** Required task **
Output each entry exactly; skip nothing.

** Data shown **

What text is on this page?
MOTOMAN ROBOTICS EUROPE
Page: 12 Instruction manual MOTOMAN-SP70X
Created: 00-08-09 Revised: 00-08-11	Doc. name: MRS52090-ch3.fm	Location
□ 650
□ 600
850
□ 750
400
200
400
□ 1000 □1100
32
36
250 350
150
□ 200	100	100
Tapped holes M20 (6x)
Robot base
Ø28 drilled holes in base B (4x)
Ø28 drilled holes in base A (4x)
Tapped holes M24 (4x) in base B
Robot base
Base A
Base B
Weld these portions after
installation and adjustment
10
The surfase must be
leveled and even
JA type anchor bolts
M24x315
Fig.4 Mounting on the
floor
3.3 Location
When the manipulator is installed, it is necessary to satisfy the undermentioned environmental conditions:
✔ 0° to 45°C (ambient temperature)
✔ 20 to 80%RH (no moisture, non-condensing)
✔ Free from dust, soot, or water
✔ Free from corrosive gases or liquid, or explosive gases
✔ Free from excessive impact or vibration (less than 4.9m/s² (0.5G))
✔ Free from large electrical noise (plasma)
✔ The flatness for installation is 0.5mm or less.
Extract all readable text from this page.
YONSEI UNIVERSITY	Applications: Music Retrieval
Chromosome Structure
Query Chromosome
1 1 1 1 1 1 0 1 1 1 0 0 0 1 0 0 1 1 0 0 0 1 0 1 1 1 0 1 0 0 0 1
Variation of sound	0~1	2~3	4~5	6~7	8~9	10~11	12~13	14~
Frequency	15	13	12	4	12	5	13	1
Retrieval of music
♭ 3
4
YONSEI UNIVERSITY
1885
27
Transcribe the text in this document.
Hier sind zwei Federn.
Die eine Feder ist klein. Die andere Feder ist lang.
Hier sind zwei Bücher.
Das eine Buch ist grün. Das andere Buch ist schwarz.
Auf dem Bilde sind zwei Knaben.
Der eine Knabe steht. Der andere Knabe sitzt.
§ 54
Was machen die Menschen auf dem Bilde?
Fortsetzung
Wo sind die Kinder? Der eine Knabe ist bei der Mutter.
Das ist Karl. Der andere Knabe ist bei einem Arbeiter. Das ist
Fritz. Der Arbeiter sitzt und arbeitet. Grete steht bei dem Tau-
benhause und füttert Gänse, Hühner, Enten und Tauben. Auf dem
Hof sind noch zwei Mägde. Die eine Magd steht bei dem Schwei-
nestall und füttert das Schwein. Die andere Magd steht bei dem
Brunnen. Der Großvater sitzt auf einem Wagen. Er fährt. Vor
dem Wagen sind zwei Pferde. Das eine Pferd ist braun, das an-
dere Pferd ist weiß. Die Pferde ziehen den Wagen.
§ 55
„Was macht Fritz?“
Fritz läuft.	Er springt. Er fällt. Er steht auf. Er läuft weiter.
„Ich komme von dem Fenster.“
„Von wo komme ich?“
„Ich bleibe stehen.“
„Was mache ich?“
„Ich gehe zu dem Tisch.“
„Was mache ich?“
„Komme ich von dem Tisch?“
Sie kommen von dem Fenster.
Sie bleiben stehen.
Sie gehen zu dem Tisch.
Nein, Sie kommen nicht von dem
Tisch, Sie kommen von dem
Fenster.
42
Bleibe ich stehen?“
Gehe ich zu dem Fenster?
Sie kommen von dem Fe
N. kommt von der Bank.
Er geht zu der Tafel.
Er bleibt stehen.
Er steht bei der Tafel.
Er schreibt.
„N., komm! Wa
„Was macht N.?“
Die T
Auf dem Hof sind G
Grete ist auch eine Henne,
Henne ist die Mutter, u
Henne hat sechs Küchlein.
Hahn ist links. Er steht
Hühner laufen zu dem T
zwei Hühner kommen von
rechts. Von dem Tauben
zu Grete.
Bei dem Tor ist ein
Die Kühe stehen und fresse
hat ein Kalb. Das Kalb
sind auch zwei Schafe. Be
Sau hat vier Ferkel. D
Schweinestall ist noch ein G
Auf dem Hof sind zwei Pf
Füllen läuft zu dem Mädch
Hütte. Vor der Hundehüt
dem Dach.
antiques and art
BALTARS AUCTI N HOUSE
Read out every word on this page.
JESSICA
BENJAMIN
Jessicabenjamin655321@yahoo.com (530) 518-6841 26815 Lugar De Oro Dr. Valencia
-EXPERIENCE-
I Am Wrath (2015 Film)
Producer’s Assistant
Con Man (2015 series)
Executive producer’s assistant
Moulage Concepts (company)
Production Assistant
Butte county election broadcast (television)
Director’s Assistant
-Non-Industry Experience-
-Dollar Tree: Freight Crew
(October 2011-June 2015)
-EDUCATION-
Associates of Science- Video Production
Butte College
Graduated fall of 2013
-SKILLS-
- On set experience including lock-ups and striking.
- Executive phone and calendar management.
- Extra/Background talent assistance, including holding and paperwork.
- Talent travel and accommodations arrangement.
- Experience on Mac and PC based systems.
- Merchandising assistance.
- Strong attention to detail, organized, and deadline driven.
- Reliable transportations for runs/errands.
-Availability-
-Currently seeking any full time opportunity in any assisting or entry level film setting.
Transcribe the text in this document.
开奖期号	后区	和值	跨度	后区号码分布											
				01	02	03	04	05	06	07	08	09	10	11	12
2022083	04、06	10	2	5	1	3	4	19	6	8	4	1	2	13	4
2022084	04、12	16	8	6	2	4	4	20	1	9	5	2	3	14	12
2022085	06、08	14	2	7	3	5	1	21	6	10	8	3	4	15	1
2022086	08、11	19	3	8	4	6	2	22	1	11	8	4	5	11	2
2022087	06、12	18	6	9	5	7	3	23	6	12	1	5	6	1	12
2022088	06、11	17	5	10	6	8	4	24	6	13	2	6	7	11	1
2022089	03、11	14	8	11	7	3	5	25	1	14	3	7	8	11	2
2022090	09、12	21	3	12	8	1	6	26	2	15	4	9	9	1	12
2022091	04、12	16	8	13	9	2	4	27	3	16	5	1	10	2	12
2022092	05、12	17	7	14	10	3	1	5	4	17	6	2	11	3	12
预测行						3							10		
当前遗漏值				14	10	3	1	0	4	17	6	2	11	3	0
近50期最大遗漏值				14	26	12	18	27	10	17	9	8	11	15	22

** Answer for the task **
What text is on this page?
MOTOMAN ROBOTICS EUROPE
Page: 12 Instruction manual MOTOMAN-SP70X
Created: 00-08-09 Revised: 00-08-11	Doc. name: MRS52090-ch3.fm	Location
□ 650
□ 600
850
□ 750
400
200
400
□ 1000 □1100
32
36
250 350
150
□ 200	100	100
Tapped holes M20 (6x)
Robot base
Ø28 drilled holes in base B (4x)
Ø28 drilled holes in base A (4x)
Tapped holes M24 (4x) in base B
Robot base
Base A
Base B
Weld these portions after
installation and adjustment
10
The surfase must be
leveled and even
JA type anchor bolts
M24x315
Fig.4 Mounting on the
floor
3.3 Location
When the manipulator is installed, it is necessary to satisfy the undermentioned environmental conditions:
✔ 0° to 45°C (ambient temperature)
✔ 20 to 80%RH (no moisture, non-condensing)
✔ Free from dust, soot, or water
✔ Free from corrosive gases or liquid, or explosive gases
✔ Free from excessive impact or vibration (less than 4.9m/s² (0.5G))
✔ Free from large electrical noise (plasma)
✔ The flatness for installation is 0.5mm or less.
Extract all readable text from this page.
YONSEI UNIVERSITY	Applications: Music Retrieval
Chromosome Structure
Query Chromosome
1 1 1 1 1 1 0 1 1 1 0 0 0 1 0 0 1 1 0 0 0 1 0 1 1 1 0 1 0 0 0 1
Variation of sound	0~1	2~3	4~5	6~7	8~9	10~11	12~13	14~
Frequency	15	13	12	4	12	5	13	1
Retrieval of music
♭ 3
4
YONSEI UNIVERSITY
1885
27
Transcribe the text in this document.
Hier sind zwei Federn.
Die eine Feder ist klein. Die andere Feder ist lang.
Hier sind zwei Bücher.
Das eine Buch ist grün. Das andere Buch ist schwarz.
Auf dem Bilde sind zwei Knaben.
Der eine Knabe steht. Der andere Knabe sitzt.
§ 54
Was machen die Menschen auf dem Bilde?
Fortsetzung
Wo sind die Kinder? Der eine Knabe ist bei der Mutter.
Das ist Karl. Der andere Knabe ist bei einem Arbeiter. Das ist
Fritz. Der Arbeiter sitzt und arbeitet. Grete steht bei dem Tau-
benhause und füttert Gänse, Hühner, Enten und Tauben. Auf dem
Hof sind noch zwei Mägde. Die eine Magd steht bei dem Schwei-
nestall und füttert das Schwein. Die andere Magd steht bei dem
Brunnen. Der Großvater sitzt auf einem Wagen. Er fährt. Vor
dem Wagen sind zwei Pferde. Das eine Pferd ist braun, das an-
dere Pferd ist weiß. Die Pferde ziehen den Wagen.
§ 55
„Was macht Fritz?“
Fritz läuft.	Er springt. Er fällt. Er steht auf. Er läuft weiter.
„Ich komme von dem Fenster.“
„Von wo komme ich?“
„Ich bleibe stehen.“
„Was mache ich?“
„Ich gehe zu dem Tisch.“
„Was mache ich?“
„Komme ich von dem Tisch?“
Sie kommen von dem Fenster.
Sie bleiben stehen.
Sie gehen zu dem Tisch.
Nein, Sie kommen nicht von dem
Tisch, Sie kommen von dem
Fenster.
42
Bleibe ich stehen?“
Gehe ich zu dem Fenster?
Sie kommen von dem Fe
N. kommt von der Bank.
Er geht zu der Tafel.
Er bleibt stehen.
Er steht bei der Tafel.
Er schreibt.
„N., komm! Wa
„Was macht N.?“
Die T
Auf dem Hof sind G
Grete ist auch eine Henne,
Henne ist die Mutter, u
Henne hat sechs Küchlein.
Hahn ist links. Er steht
Hühner laufen zu dem T
zwei Hühner kommen von
rechts. Von dem Tauben
zu Grete.
Bei dem Tor ist ein
Die Kühe stehen und fresse
hat ein Kalb. Das Kalb
sind auch zwei Schafe. Be
Sau hat vier Ferkel. D
Schweinestall ist noch ein G
Auf dem Hof sind zwei Pf
Füllen läuft zu dem Mädch
Hütte. Vor der Hundehüt
dem Dach.
antiques and art
BALTARS AUCTI N HOUSE
Read out every word on this page.
JESSICA
BENJAMIN
Jessicabenjamin655321@yahoo.com (530) 518-6841 26815 Lugar De Oro Dr. Valencia
-EXPERIENCE-
I Am Wrath (2015 Film)
Producer’s Assistant
Con Man (2015 series)
Executive producer’s assistant
Moulage Concepts (company)
Production Assistant
Butte county election broadcast (television)
Director’s Assistant
-Non-Industry Experience-
-Dollar Tree: Freight Crew
(October 2011-June 2015)
-EDUCATION-
Associates of Science- Video Production
Butte College
Graduated fall of 2013
-SKILLS-
- On set experience including lock-ups and striking.
- Executive phone and calendar management.
- Extra/Background talent assistance, including holding and paperwork.
- Talent travel and accommodations arrangement.
- Experience on Mac and PC based systems.
- Merchandising assistance.
- Strong attention to detail, organized, and deadline driven.
- Reliable transportations for runs/errands.
-Availability-
-Currently seeking any full time opportunity in any assisting or entry level film setting.
Transcribe the text in this document.
开奖期号	后区	和值	跨度	后区号码分布											
				01	02	03	04	05	06	07	08	09	10	11	12
2022083	04、06	10	2	5	1	3	4	19	6	8	4	1	2	13	4
2022084	04、12	16	8	6	2	4	4	20	1	9	5	2	3	14	12
2022085	06、08	14	2	7	3	5	1	21	6	10	8	3	4	15	1
2022086	08、11	19	3	8	4	6	2	22	1	11	8	4	5	11	2
2022087	06、12	18	6	9	5	7	3	23	6	12	1	5	6	1	12
2022088	06、11	17	5	10	6	8	4	24	6	13	2	6	7	11	1
2022089	03、11	14	8	11	7	3	5	25	1	14	3	7	8	11	2
2022090	09、12	21	3	12	8	1	6	26	2	15	4	9	9	1	12
2022091	04、12	16	8	13	9	2	4	27	3	16	5	1	10	2	12
2022092	05、12	17	7	14	10	3	1	5	4	17	6	2	11	3	12
预测行						3							10		
当前遗漏值				14	10	3	1	0	4	17	6	2	11	3	0
近50期最大遗漏值				14	26	12	18	27	10	17	9	8	11	15	22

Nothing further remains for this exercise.